Problems to work on:
a – Name every person mentioned by name in the article on the Orpheum Theatre.
b – Retype the article on the Orpheum Theatre between "US theatre pulls" and "USA Today reported.", inclusive.

Excerpt:
US theatre pulls Gone With The Wind screenings after complaints

The Orpheum Theatre in Memphis, Tennessee, dropped the 1939 classic starring Clark Gable and Vivien Leigh (both left) after patrons said it is "racially insensitive".
The Orpheum Theatre in Memphis, Tennessee, dropped the 1939 classic starring Clark Gable and Vivien Leigh (both above) after patrons said it is "racially insensitive". PHOTO: STARHUB

WASHINGTON • A Memphis, Tennessee, theatre has ended its 34year tradition of screening the 1939 Oscar-winning-film Gone With The Wind at least once a year.

The Orpheum Theatre dropped the movie from its programming after several patrons complained about an Aug 11 screening, saying the film is "racially insensitive", USA Today reported.

"While title selections for the series are typically made in the spring of each year, the Orpheum has made this determination early in response to specific inquiries from patrons," Mr Brett Batterson, president of the Orpheum Theatre Group, said in a statement obtained by Entertainment Weekly.

Provided material:
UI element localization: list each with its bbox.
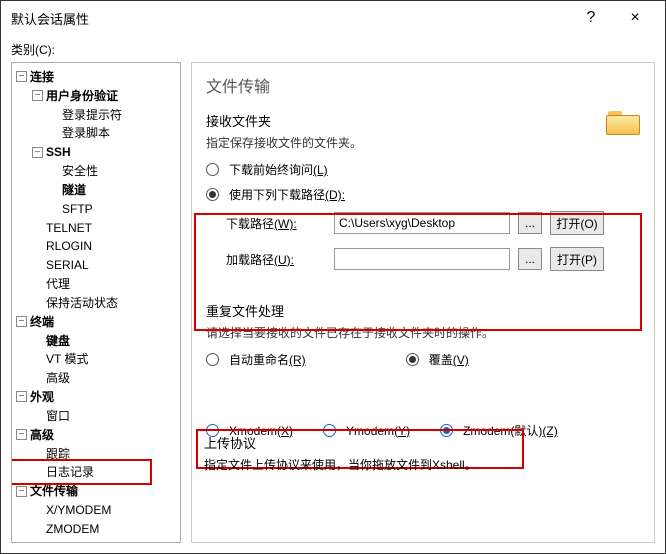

Solutions below:
a – Clark Gable, Vivien Leigh, Brett Batterson

b –
US theatre pulls Gone With The Wind screenings after complaints

The Orpheum Theatre in Memphis, Tennessee, dropped the 1939 classic starring Clark Gable and Vivien Leigh (both left) after patrons said it is "racially insensitive".
The Orpheum Theatre in Memphis, Tennessee, dropped the 1939 classic starring Clark Gable and Vivien Leigh (both above) after patrons said it is "racially insensitive". PHOTO: STARHUB

WASHINGTON • A Memphis, Tennessee, theatre has ended its 34year tradition of screening the 1939 Oscar-winning-film Gone With The Wind at least once a year.

The Orpheum Theatre dropped the movie from its programming after several patrons complained about an Aug 11 screening, saying the film is "racially insensitive", USA Today reported.